THE REQUEST -
Transcribe each line of the material as it is, and drop any picture.

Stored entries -

-*-

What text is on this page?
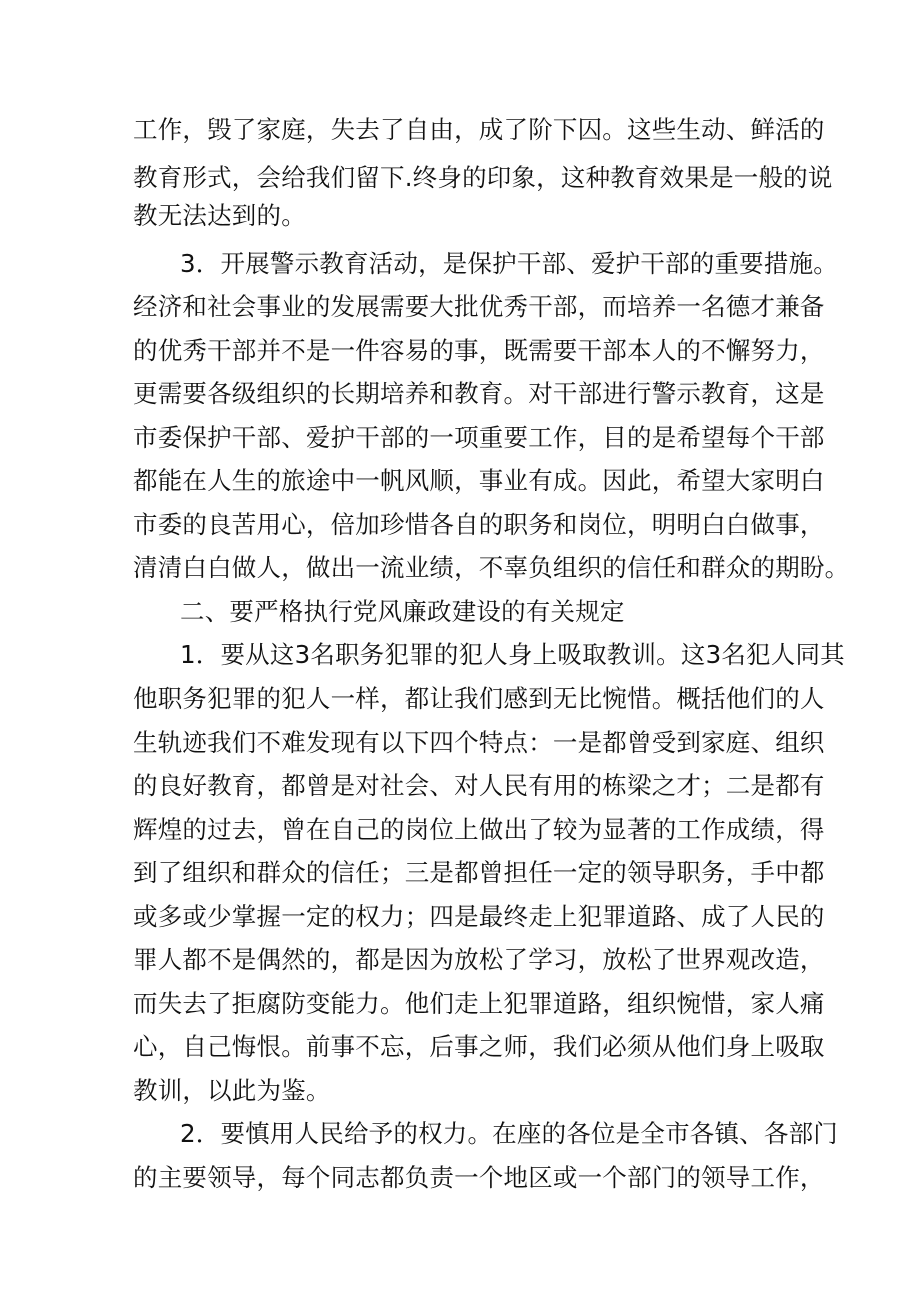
工作，毁了家庭，失去了自由，成了阶下囚。这些生动、鲜活的

教育形式，会给我们留下.终身的印象，这种教育效果是一般的说

教无法达到的。

3．开展警示教育活动，是保护干部、爱护干部的重要措施。

经济和社会事业的发展需要大批优秀干部，而培养一名德才兼备

的优秀干部并不是一件容易的事，既需要干部本人的不懈努力，

更需要各级组织的长期培养和教育。对干部进行警示教育，这是

市委保护干部、爱护干部的一项重要工作，目的是希望每个干部

都能在人生的旅途中一帆风顺，事业有成。因此，希望大家明白

市委的良苦用心，倍加珍惜各自的职务和岗位，明明白白做事，

清清白白做人，做出一流业绩，不辜负组织的信任和群众的期盼。

二、要严格执行党风廉政建设的有关规定

1．要从这3名职务犯罪的犯人身上吸取教训。这3名犯人同其

他职务犯罪的犯人一样，都让我们感到无比惋惜。概括他们的人

生轨迹我们不难发现有以下四个特点：一是都曾受到家庭、组织

的良好教育，都曾是对社会、对人民有用的栋梁之才；二是都有

辉煌的过去，曾在自己的岗位上做出了较为显著的工作成绩，得

到了组织和群众的信任；三是都曾担任一定的领导职务，手中都

或多或少掌握一定的权力；四是最终走上犯罪道路、成了人民的

罪人都不是偶然的，都是因为放松了学习，放松了世界观改造，

而失去了拒腐防变能力。他们走上犯罪道路，组织惋惜，家人痛

心，自己悔恨。前事不忘，后事之师，我们必须从他们身上吸取

教训，以此为鉴。

2．要慎用人民给予的权力。在座的各位是全市各镇、各部门

的主要领导，每个同志都负责一个地区或一个部门的领导工作，
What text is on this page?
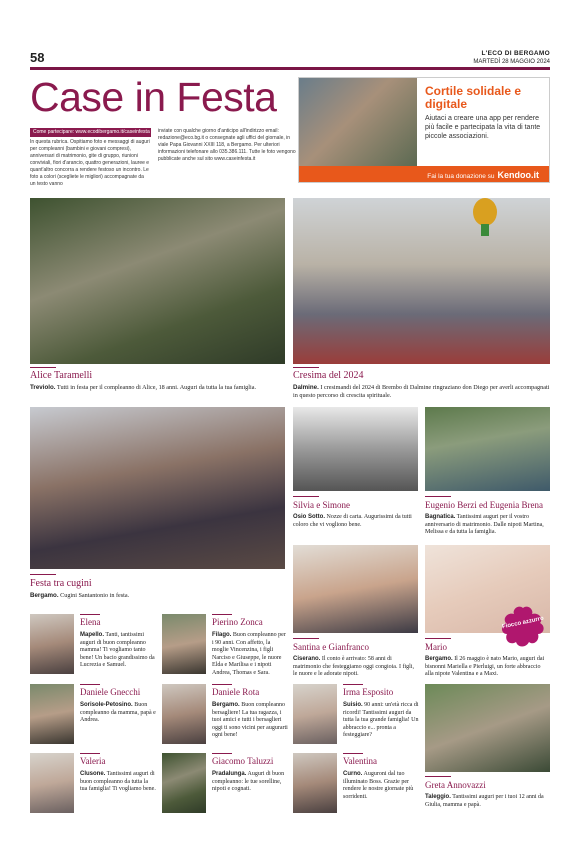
58	L'ECO DI BERGAMO
MARTEDÌ 28 MAGGIO 2024
Case in Festa
Come partecipare: www.ecodibergamo.it/caseinfesta
In questa rubrica. Ospitiamo foto e messaggi di auguri per compleanni (bambini e giovani compresi), anniversari di matrimonio, gite di gruppo, riunioni conviviali, fiori d'arancio, quattro generazioni, lauree e quant'altro concorra a rendere festoso un incontro. Le foto a colori (scegliete le migliori) accompagnate da un testo vanno
inviate con qualche giorno d'anticipo all'indirizzo email: redazione@eco.bg.it o consegnate agli uffici del giornale, in viale Papa Giovanni XXIII 118, a Bergamo. Per ulteriori informazioni telefonare allo 035.386.111. Tutte le foto vengono pubblicate anche sul sito www.caseinfesta.it
Cortile solidale e digitale
Aiutaci a creare una app per rendere più facile e partecipata la vita di tante piccole associazioni.
Fai la tua donazione su Kendoo.it
Alice Taramelli
Treviolo. Tutti in festa per il compleanno di Alice, 18 anni. Auguri da tutta la tua famiglia.
Cresima del 2024
Dalmine. I cresimandi del 2024 di Brembo di Dalmine ringraziano don Diego per averli accompagnati in questo percorso di crescita spirituale.
Silvia e Simone
Osio Sotto. Nozze di carta. Augurissimi da tutti coloro che vi vogliono bene.
Eugenio Berzi ed Eugenia Brena
Bagnatica. Tantissimi auguri per il vostro anniversario di matrimonio. Dalle nipoti Martina, Melissa e da tutta la famiglia.
Festa tra cugini
Bergamo. Cugini Santantonio in festa.
Fiocco azzurro
Santina e Gianfranco
Ciserano. Il conto è arrivato: 58 anni di matrimonio che festeggiamo oggi congioia. I figli, le nuore e le adorate nipoti.
Mario
Bergamo. Il 26 maggio è nato Mario, auguri dai bisnonni Mariella e Pierluigi, un forte abbraccio alla nipote Valentina e a Maxi.
Elena
Mapello. Tanti, tantissimi auguri di buon compleanno mamma! Ti vogliamo tanto bene! Un bacio grandissimo da Lucrezia e Samuel.
Daniele Gnecchi
Sorisole-Petosino. Buon compleanno da mamma, papà e Andrea.
Valeria
Clusone. Tantissimi auguri di buon compleanno da tutta la tua famiglia! Ti vogliamo bene.
Pierino Zonca
Filago. Buon compleanno per i 90 anni. Con affetto, la moglie Vincenzina, i figli Narciso e Giuseppe, le nuore Elda e Marilisa e i nipoti Andrea, Thomas e Sara.
Daniele Rota
Bergamo. Buon compleanno bersagliere! La tua ragazza, i tuoi amici e tutti i bersaglieri oggi ti sono vicini per augurarti ogni bene!
Giacomo Taluzzi
Pradalunga. Auguri di buon compleanno: le tue sorelline, nipoti e cognati.
Irma Esposito
Suisio. 90 anni: un'età ricca di ricordi! Tantissimi auguri da tutta la tua grande famiglia! Un abbraccio e... pronta a festeggiare?
Valentina
Curno. Auguroni dal tuo illuminato Boss. Grazie per rendere le nostre giornate più sorridenti.
Greta Annovazzi
Taleggio. Tantissimi auguri per i tuoi 12 anni da Giulia, mamma e papà.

-*-

SOLUTION -
What text is on this page?
工作，毁了家庭，失去了自由，成了阶下囚。这些生动、鲜活的

教育形式，会给我们留下.终身的印象，这种教育效果是一般的说

教无法达到的。

3．开展警示教育活动，是保护干部、爱护干部的重要措施。

经济和社会事业的发展需要大批优秀干部，而培养一名德才兼备

的优秀干部并不是一件容易的事，既需要干部本人的不懈努力，

更需要各级组织的长期培养和教育。对干部进行警示教育，这是

市委保护干部、爱护干部的一项重要工作，目的是希望每个干部

都能在人生的旅途中一帆风顺，事业有成。因此，希望大家明白

市委的良苦用心，倍加珍惜各自的职务和岗位，明明白白做事，

清清白白做人，做出一流业绩，不辜负组织的信任和群众的期盼。

二、要严格执行党风廉政建设的有关规定

1．要从这3名职务犯罪的犯人身上吸取教训。这3名犯人同其

他职务犯罪的犯人一样，都让我们感到无比惋惜。概括他们的人

生轨迹我们不难发现有以下四个特点：一是都曾受到家庭、组织

的良好教育，都曾是对社会、对人民有用的栋梁之才；二是都有

辉煌的过去，曾在自己的岗位上做出了较为显著的工作成绩，得

到了组织和群众的信任；三是都曾担任一定的领导职务，手中都

或多或少掌握一定的权力；四是最终走上犯罪道路、成了人民的

罪人都不是偶然的，都是因为放松了学习，放松了世界观改造，

而失去了拒腐防变能力。他们走上犯罪道路，组织惋惜，家人痛

心，自己悔恨。前事不忘，后事之师，我们必须从他们身上吸取

教训，以此为鉴。

2．要慎用人民给予的权力。在座的各位是全市各镇、各部门

的主要领导，每个同志都负责一个地区或一个部门的领导工作，
What text is on this page?
58	L'ECO DI BERGAMO
MARTEDÌ 28 MAGGIO 2024
Case in Festa
Come partecipare: www.ecodibergamo.it/caseinfesta
In questa rubrica. Ospitiamo foto e messaggi di auguri per compleanni (bambini e giovani compresi), anniversari di matrimonio, gite di gruppo, riunioni conviviali, fiori d'arancio, quattro generazioni, lauree e quant'altro concorra a rendere festoso un incontro. Le foto a colori (scegliete le migliori) accompagnate da un testo vanno
inviate con qualche giorno d'anticipo all'indirizzo email: redazione@eco.bg.it o consegnate agli uffici del giornale, in viale Papa Giovanni XXIII 118, a Bergamo. Per ulteriori informazioni telefonare allo 035.386.111. Tutte le foto vengono pubblicate anche sul sito www.caseinfesta.it
Cortile solidale e digitale
Aiutaci a creare una app per rendere più facile e partecipata la vita di tante piccole associazioni.
Fai la tua donazione su Kendoo.it
Alice Taramelli
Treviolo. Tutti in festa per il compleanno di Alice, 18 anni. Auguri da tutta la tua famiglia.
Cresima del 2024
Dalmine. I cresimandi del 2024 di Brembo di Dalmine ringraziano don Diego per averli accompagnati in questo percorso di crescita spirituale.
Silvia e Simone
Osio Sotto. Nozze di carta. Augurissimi da tutti coloro che vi vogliono bene.
Eugenio Berzi ed Eugenia Brena
Bagnatica. Tantissimi auguri per il vostro anniversario di matrimonio. Dalle nipoti Martina, Melissa e da tutta la famiglia.
Festa tra cugini
Bergamo. Cugini Santantonio in festa.
Fiocco azzurro
Santina e Gianfranco
Ciserano. Il conto è arrivato: 58 anni di matrimonio che festeggiamo oggi congioia. I figli, le nuore e le adorate nipoti.
Mario
Bergamo. Il 26 maggio è nato Mario, auguri dai bisnonni Mariella e Pierluigi, un forte abbraccio alla nipote Valentina e a Maxi.
Elena
Mapello. Tanti, tantissimi auguri di buon compleanno mamma! Ti vogliamo tanto bene! Un bacio grandissimo da Lucrezia e Samuel.
Daniele Gnecchi
Sorisole-Petosino. Buon compleanno da mamma, papà e Andrea.
Valeria
Clusone. Tantissimi auguri di buon compleanno da tutta la tua famiglia! Ti vogliamo bene.
Pierino Zonca
Filago. Buon compleanno per i 90 anni. Con affetto, la moglie Vincenzina, i figli Narciso e Giuseppe, le nuore Elda e Marilisa e i nipoti Andrea, Thomas e Sara.
Daniele Rota
Bergamo. Buon compleanno bersagliere! La tua ragazza, i tuoi amici e tutti i bersaglieri oggi ti sono vicini per augurarti ogni bene!
Giacomo Taluzzi
Pradalunga. Auguri di buon compleanno: le tue sorelline, nipoti e cognati.
Irma Esposito
Suisio. 90 anni: un'età ricca di ricordi! Tantissimi auguri da tutta la tua grande famiglia! Un abbraccio e... pronta a festeggiare?
Valentina
Curno. Auguroni dal tuo illuminato Boss. Grazie per rendere le nostre giornate più sorridenti.
Greta Annovazzi
Taleggio. Tantissimi auguri per i tuoi 12 anni da Giulia, mamma e papà.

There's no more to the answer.